Copy each of the entries below faithfully, setting aside any pictures.

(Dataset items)
········
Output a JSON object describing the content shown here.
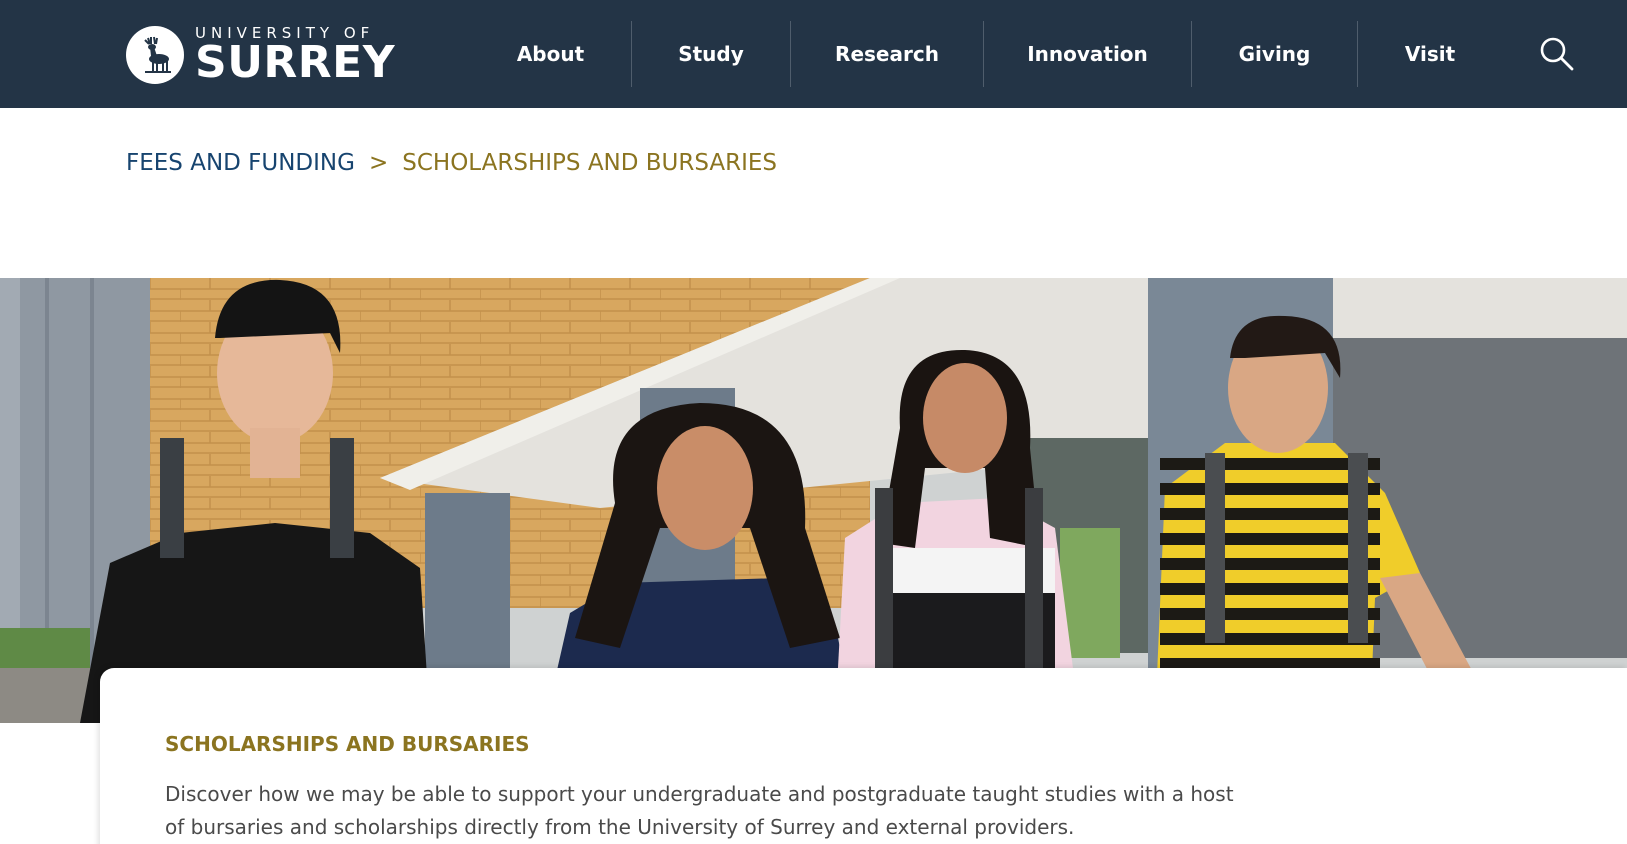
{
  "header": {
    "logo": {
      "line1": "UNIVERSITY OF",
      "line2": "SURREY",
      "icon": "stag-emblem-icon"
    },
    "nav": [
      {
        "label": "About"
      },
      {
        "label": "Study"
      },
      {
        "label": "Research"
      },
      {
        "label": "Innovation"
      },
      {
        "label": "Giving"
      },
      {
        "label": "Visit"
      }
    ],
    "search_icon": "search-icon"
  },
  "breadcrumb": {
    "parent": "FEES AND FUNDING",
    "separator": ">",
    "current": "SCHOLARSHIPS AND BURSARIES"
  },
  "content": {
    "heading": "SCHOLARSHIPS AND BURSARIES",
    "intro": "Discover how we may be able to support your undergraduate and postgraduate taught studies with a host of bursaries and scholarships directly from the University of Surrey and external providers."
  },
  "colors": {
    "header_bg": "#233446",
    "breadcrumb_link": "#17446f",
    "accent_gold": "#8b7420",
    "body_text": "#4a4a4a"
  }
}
········
## Answer to this task
Output a JSON object describing the content shown here.
{
  "header": {
    "logo": {
      "line1": "UNIVERSITY OF",
      "line2": "SURREY",
      "icon": "stag-emblem-icon"
    },
    "nav": [
      {
        "label": "About"
      },
      {
        "label": "Study"
      },
      {
        "label": "Research"
      },
      {
        "label": "Innovation"
      },
      {
        "label": "Giving"
      },
      {
        "label": "Visit"
      }
    ],
    "search_icon": "search-icon"
  },
  "breadcrumb": {
    "parent": "FEES AND FUNDING",
    "separator": ">",
    "current": "SCHOLARSHIPS AND BURSARIES"
  },
  "content": {
    "heading": "SCHOLARSHIPS AND BURSARIES",
    "intro": "Discover how we may be able to support your undergraduate and postgraduate taught studies with a host of bursaries and scholarships directly from the University of Surrey and external providers."
  },
  "colors": {
    "header_bg": "#233446",
    "breadcrumb_link": "#17446f",
    "accent_gold": "#8b7420",
    "body_text": "#4a4a4a"
  }
}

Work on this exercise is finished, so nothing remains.